PROBLEM:
Read through the data and report every line in which the word "Integer" occurs.

SUPPLIED MATERIAL:
──────────────────────────────
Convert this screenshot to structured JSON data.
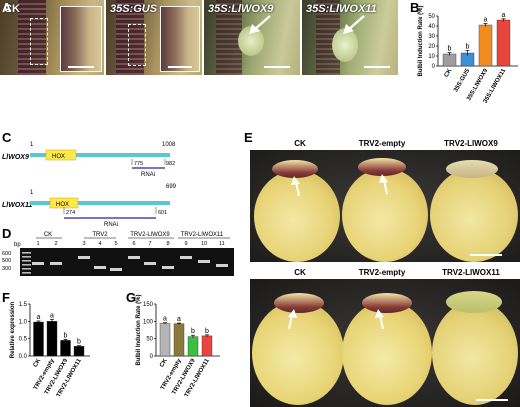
{
  "panels": {
    "A": "A",
    "B": "B",
    "C": "C",
    "D": "D",
    "E": "E",
    "F": "F",
    "G": "G"
  },
  "panel_a": {
    "images": [
      "CK",
      "35S:GUS",
      "35S:LlWOX9",
      "35S:LlWOX11"
    ]
  },
  "panel_c": {
    "gene1": {
      "name": "LlWOX9",
      "start": "1",
      "end": "1008",
      "domain": "HOX",
      "rnai_start": "775",
      "rnai_end": "982",
      "rnai": "RNAi"
    },
    "gene2": {
      "name": "LlWOX11",
      "start": "1",
      "end": "699",
      "domain": "HOX",
      "rnai_start": "274",
      "rnai_end": "601",
      "rnai": "RNAi"
    }
  },
  "panel_d": {
    "bp_label": "bp",
    "ladder": [
      "600",
      "500",
      "300"
    ],
    "groups": [
      "CK",
      "TRV2",
      "TRV2-LlWOX9",
      "TRV2-LlWOX11"
    ],
    "lanes": [
      "1",
      "2",
      "3",
      "4",
      "5",
      "6",
      "7",
      "8",
      "9",
      "10",
      "11"
    ]
  },
  "panel_e": {
    "top_labels": [
      "CK",
      "TRV2-empty",
      "TRV2-LlWOX9"
    ],
    "bottom_labels": [
      "CK",
      "TRV2-empty",
      "TRV2-LlWOX11"
    ]
  },
  "chart_data": [
    {
      "id": "B",
      "type": "bar",
      "ylabel": "Bulbil Induction Rate (%)",
      "ylim": [
        0,
        50
      ],
      "yticks": [
        0,
        10,
        20,
        30,
        40,
        50
      ],
      "categories": [
        "CK",
        "35S:GUS",
        "35S:LlWOX9",
        "35S:LlWOX11"
      ],
      "values": [
        12,
        13,
        41,
        46
      ],
      "errors": [
        1.5,
        2.5,
        1.5,
        1.2
      ],
      "letters": [
        "b",
        "b",
        "a",
        "a"
      ],
      "colors": [
        "#9e9e9e",
        "#3a8fd9",
        "#f28c1e",
        "#e8453c"
      ]
    },
    {
      "id": "F",
      "type": "bar",
      "ylabel": "Relative expression",
      "ylim": [
        0,
        1.5
      ],
      "yticks": [
        0.0,
        0.5,
        1.0,
        1.5
      ],
      "categories": [
        "CK",
        "TRV2-empty",
        "TRV2-LlWOX9",
        "TRV2-LlWOX11"
      ],
      "values": [
        0.98,
        1.0,
        0.45,
        0.28
      ],
      "errors": [
        0.03,
        0.06,
        0.03,
        0.02
      ],
      "letters": [
        "a",
        "a",
        "b",
        "b"
      ],
      "colors": [
        "#000000",
        "#000000",
        "#000000",
        "#000000"
      ]
    },
    {
      "id": "G",
      "type": "bar",
      "ylabel": "Bulbil Induction Rate (%)",
      "ylim": [
        0,
        150
      ],
      "yticks": [
        0,
        50,
        100,
        150
      ],
      "categories": [
        "CK",
        "TRV2-empty",
        "TRV2-LlWOX9",
        "TRV2-LlWOX11"
      ],
      "values": [
        94,
        93,
        56,
        58
      ],
      "errors": [
        2,
        2,
        4,
        3
      ],
      "letters": [
        "a",
        "a",
        "b",
        "b"
      ],
      "colors": [
        "#b5b5b5",
        "#8c7a3c",
        "#3cbf3c",
        "#e8453c"
      ]
    }
  ]
}
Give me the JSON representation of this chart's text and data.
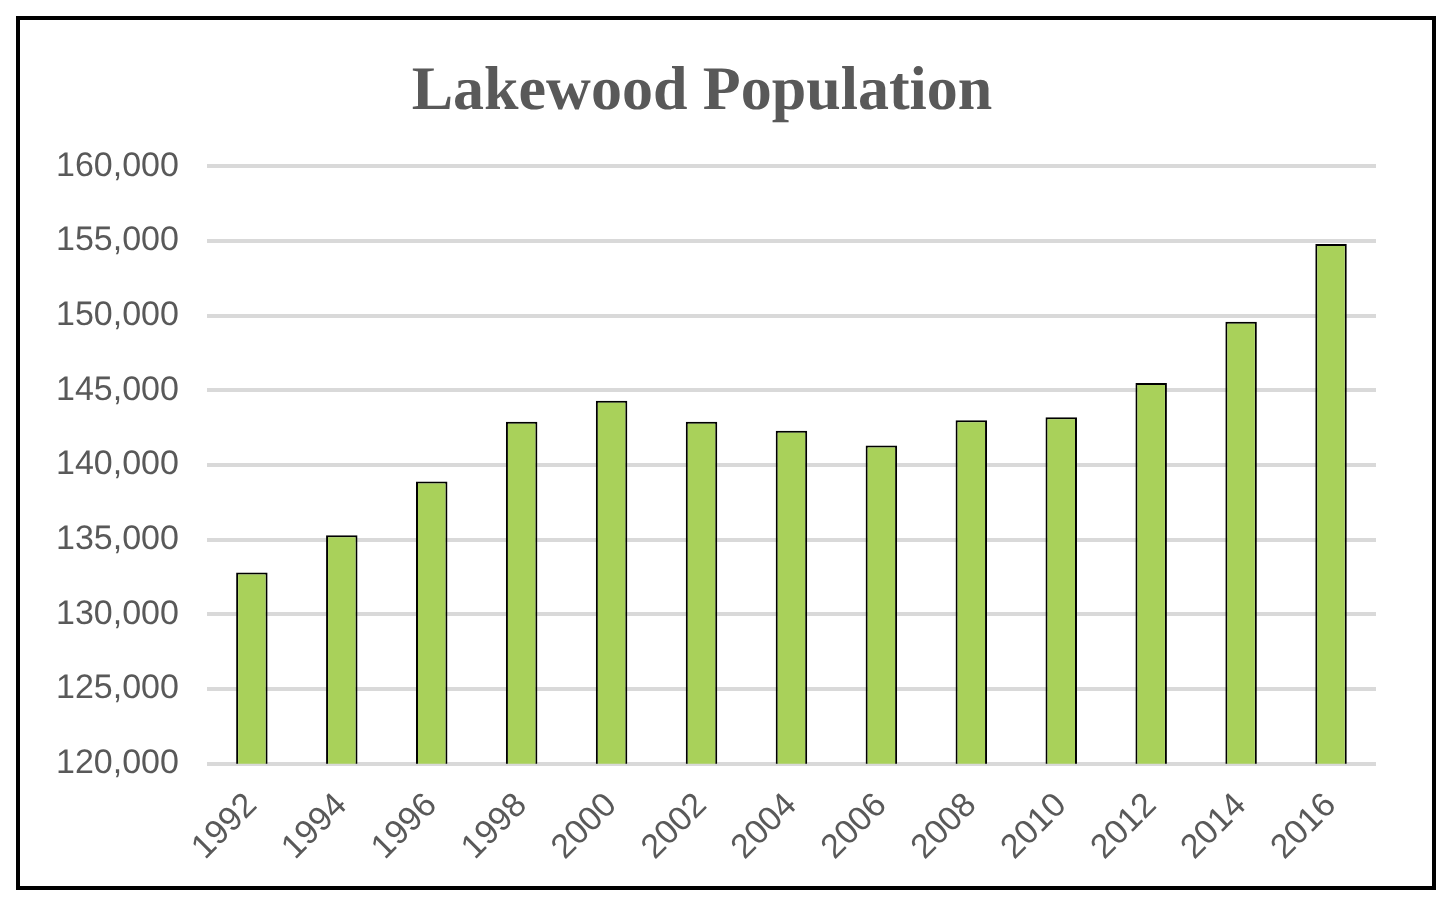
{
  "chart_data": {
    "type": "bar",
    "title": "Lakewood Population",
    "categories": [
      "1992",
      "1994",
      "1996",
      "1998",
      "2000",
      "2002",
      "2004",
      "2006",
      "2008",
      "2010",
      "2012",
      "2014",
      "2016"
    ],
    "values": [
      132800,
      135300,
      138900,
      142900,
      144300,
      142900,
      142300,
      141300,
      143000,
      143200,
      145500,
      149600,
      154800
    ],
    "color": "#a9d15a",
    "ylim": [
      120000,
      160000
    ],
    "yticks": [
      {
        "value": 120000,
        "label": "120,000"
      },
      {
        "value": 125000,
        "label": "125,000"
      },
      {
        "value": 130000,
        "label": "130,000"
      },
      {
        "value": 135000,
        "label": "135,000"
      },
      {
        "value": 140000,
        "label": "140,000"
      },
      {
        "value": 145000,
        "label": "145,000"
      },
      {
        "value": 150000,
        "label": "150,000"
      },
      {
        "value": 155000,
        "label": "155,000"
      },
      {
        "value": 160000,
        "label": "160,000"
      }
    ],
    "grid": "y"
  }
}
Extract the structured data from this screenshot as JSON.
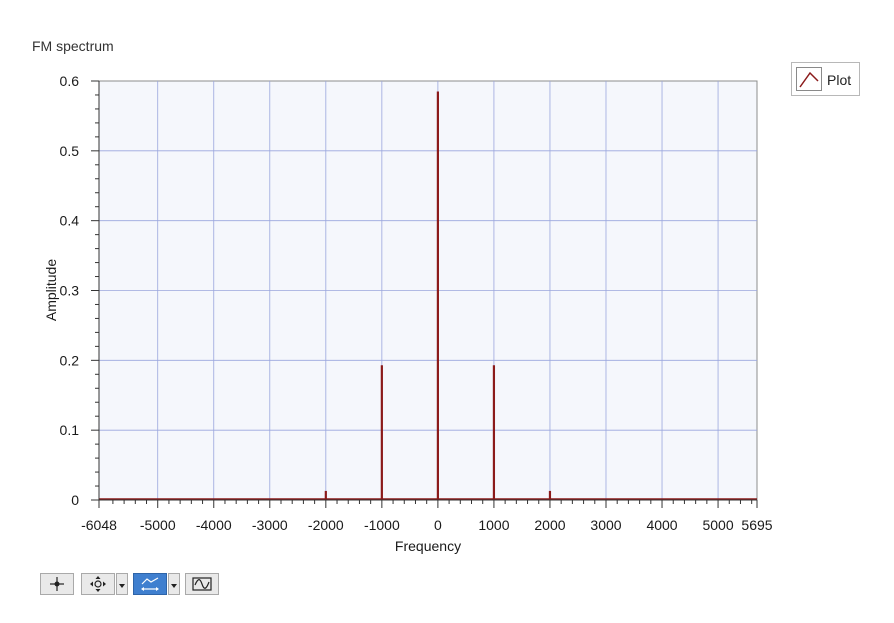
{
  "graph": {
    "title": "FM spectrum",
    "legend": {
      "label": "Plot",
      "color": "#8b1a1a"
    }
  },
  "colors": {
    "plot_bg": "#f5f7fc",
    "grid": "#9aa6dd",
    "series": "#8b1a1a",
    "axis": "#333333"
  },
  "toolbar": {
    "tools": [
      {
        "name": "cursor-tool",
        "icon": "crosshair-icon",
        "active": false
      },
      {
        "name": "pan-tool",
        "icon": "pan-move-icon",
        "active": false,
        "dropdown": true
      },
      {
        "name": "zoom-tool",
        "icon": "zoom-icon",
        "active": true,
        "dropdown": true
      },
      {
        "name": "autoscale-tool",
        "icon": "autoscale-wave-icon",
        "active": false
      }
    ]
  },
  "chart_data": {
    "type": "bar",
    "title": "FM spectrum",
    "xlabel": "Frequency",
    "ylabel": "Amplitude",
    "xlim": [
      -6048,
      5695
    ],
    "ylim": [
      0,
      0.6
    ],
    "x_ticks": [
      -6048,
      -5000,
      -4000,
      -3000,
      -2000,
      -1000,
      0,
      1000,
      2000,
      3000,
      4000,
      5000,
      5695
    ],
    "x_tick_labels": [
      "-6048",
      "-5000",
      "-4000",
      "-3000",
      "-2000",
      "-1000",
      "0",
      "1000",
      "2000",
      "3000",
      "4000",
      "5000",
      "5695"
    ],
    "y_ticks": [
      0,
      0.1,
      0.2,
      0.3,
      0.4,
      0.5,
      0.6
    ],
    "y_tick_labels": [
      "0",
      "0.1",
      "0.2",
      "0.3",
      "0.4",
      "0.5",
      "0.6"
    ],
    "grid": true,
    "legend_position": "top-right",
    "series": [
      {
        "name": "Plot",
        "color": "#8b1a1a",
        "x": [
          -2000,
          -1000,
          0,
          1000,
          2000
        ],
        "values": [
          0.013,
          0.193,
          0.585,
          0.193,
          0.013
        ]
      }
    ]
  }
}
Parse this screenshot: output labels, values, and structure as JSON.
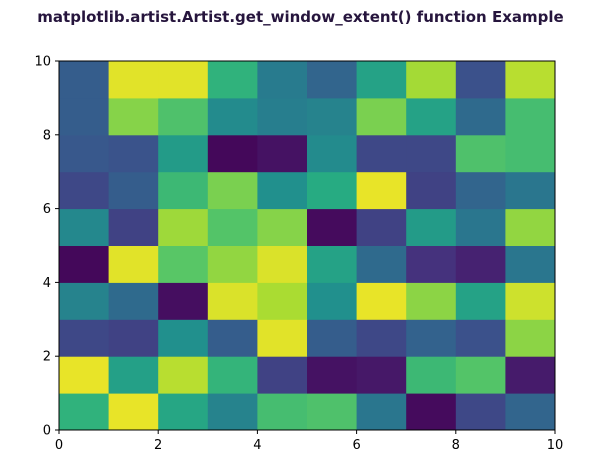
{
  "chart_data": {
    "type": "heatmap",
    "title": "matplotlib.artist.Artist.get_window_extent() function Example",
    "xlabel": "",
    "ylabel": "",
    "xlim": [
      0,
      10
    ],
    "ylim": [
      0,
      10
    ],
    "xticks": [
      "0",
      "2",
      "4",
      "6",
      "8",
      "10"
    ],
    "yticks": [
      "0",
      "2",
      "4",
      "6",
      "8",
      "10"
    ],
    "colormap": "viridis",
    "grid": false,
    "rows_bottom_to_top": [
      [
        0.65,
        0.97,
        0.6,
        0.45,
        0.7,
        0.72,
        0.4,
        0.03,
        0.22,
        0.33
      ],
      [
        0.97,
        0.57,
        0.9,
        0.66,
        0.2,
        0.05,
        0.07,
        0.68,
        0.73,
        0.08
      ],
      [
        0.22,
        0.2,
        0.5,
        0.3,
        0.96,
        0.3,
        0.22,
        0.32,
        0.25,
        0.83
      ],
      [
        0.45,
        0.35,
        0.04,
        0.95,
        0.88,
        0.5,
        0.97,
        0.83,
        0.58,
        0.93
      ],
      [
        0.02,
        0.96,
        0.74,
        0.84,
        0.95,
        0.58,
        0.35,
        0.15,
        0.1,
        0.4
      ],
      [
        0.47,
        0.2,
        0.86,
        0.73,
        0.82,
        0.03,
        0.2,
        0.55,
        0.4,
        0.84
      ],
      [
        0.22,
        0.3,
        0.68,
        0.8,
        0.5,
        0.62,
        0.97,
        0.2,
        0.33,
        0.4
      ],
      [
        0.28,
        0.26,
        0.55,
        0.02,
        0.05,
        0.48,
        0.22,
        0.22,
        0.72,
        0.7
      ],
      [
        0.3,
        0.82,
        0.72,
        0.48,
        0.43,
        0.45,
        0.8,
        0.58,
        0.35,
        0.7
      ],
      [
        0.3,
        0.96,
        0.96,
        0.65,
        0.42,
        0.33,
        0.58,
        0.87,
        0.25,
        0.9
      ]
    ]
  }
}
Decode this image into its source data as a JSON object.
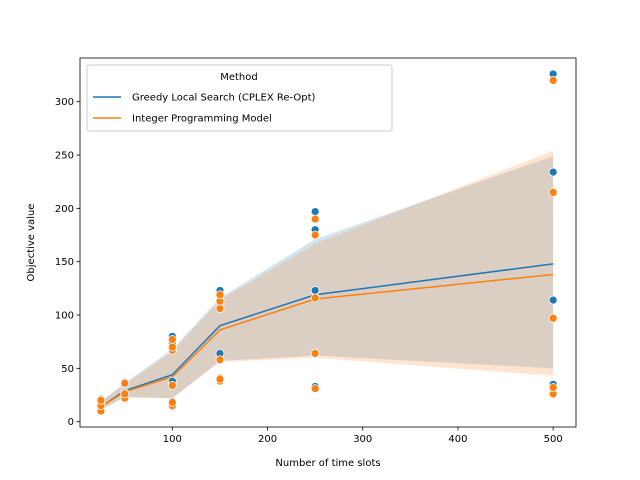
{
  "chart_data": {
    "type": "line",
    "xlabel": "Number of time slots",
    "ylabel": "Objective value",
    "xlim": [
      3,
      524
    ],
    "ylim": [
      -5,
      341
    ],
    "xticks": [
      100,
      200,
      300,
      400,
      500
    ],
    "yticks": [
      0,
      50,
      100,
      150,
      200,
      250,
      300
    ],
    "grid": false,
    "legend": {
      "title": "Method",
      "placement": "top-left",
      "entries": [
        "Greedy Local Search (CPLEX Re-Opt)",
        "Integer Programming Model"
      ]
    },
    "series": [
      {
        "name": "Greedy Local Search (CPLEX Re-Opt)",
        "color": "#1f77b4",
        "mean_line": {
          "x": [
            25,
            50,
            100,
            150,
            250,
            500
          ],
          "y": [
            14,
            29,
            44,
            90,
            119,
            148
          ]
        },
        "ci_band": {
          "x": [
            25,
            50,
            100,
            150,
            250,
            500
          ],
          "lower": [
            11,
            23,
            22,
            57,
            62,
            50
          ],
          "upper": [
            19,
            36,
            68,
            116,
            171,
            249
          ]
        },
        "points": [
          [
            25,
            11
          ],
          [
            25,
            16
          ],
          [
            25,
            21
          ],
          [
            50,
            22
          ],
          [
            50,
            27
          ],
          [
            50,
            37
          ],
          [
            100,
            14
          ],
          [
            100,
            19
          ],
          [
            100,
            38
          ],
          [
            100,
            68
          ],
          [
            100,
            73
          ],
          [
            100,
            80
          ],
          [
            150,
            39
          ],
          [
            150,
            41
          ],
          [
            150,
            64
          ],
          [
            150,
            108
          ],
          [
            150,
            114
          ],
          [
            150,
            121
          ],
          [
            150,
            123
          ],
          [
            250,
            33
          ],
          [
            250,
            64
          ],
          [
            250,
            122
          ],
          [
            250,
            123
          ],
          [
            250,
            180
          ],
          [
            250,
            197
          ],
          [
            500,
            27
          ],
          [
            500,
            35
          ],
          [
            500,
            114
          ],
          [
            500,
            234
          ],
          [
            500,
            326
          ]
        ]
      },
      {
        "name": "Integer Programming Model",
        "color": "#ff7f0e",
        "mean_line": {
          "x": [
            25,
            50,
            100,
            150,
            250,
            500
          ],
          "y": [
            14,
            28,
            42,
            86,
            115,
            138
          ]
        },
        "ci_band": {
          "x": [
            25,
            50,
            100,
            150,
            250,
            500
          ],
          "lower": [
            11,
            23,
            22,
            56,
            60,
            43
          ],
          "upper": [
            19,
            35,
            66,
            114,
            167,
            254
          ]
        },
        "points": [
          [
            25,
            10
          ],
          [
            25,
            15
          ],
          [
            25,
            20
          ],
          [
            50,
            22
          ],
          [
            50,
            26
          ],
          [
            50,
            36
          ],
          [
            100,
            15
          ],
          [
            100,
            18
          ],
          [
            100,
            34
          ],
          [
            100,
            67
          ],
          [
            100,
            70
          ],
          [
            100,
            77
          ],
          [
            150,
            38
          ],
          [
            150,
            40
          ],
          [
            150,
            58
          ],
          [
            150,
            106
          ],
          [
            150,
            113
          ],
          [
            150,
            119
          ],
          [
            250,
            31
          ],
          [
            250,
            64
          ],
          [
            250,
            116
          ],
          [
            250,
            175
          ],
          [
            250,
            190
          ],
          [
            500,
            26
          ],
          [
            500,
            32
          ],
          [
            500,
            97
          ],
          [
            500,
            215
          ],
          [
            500,
            320
          ]
        ]
      }
    ]
  }
}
──────────────────────────────
SOLUTION BELOW:
        "Integer Programming Model"
        "name": "Integer Programming Model",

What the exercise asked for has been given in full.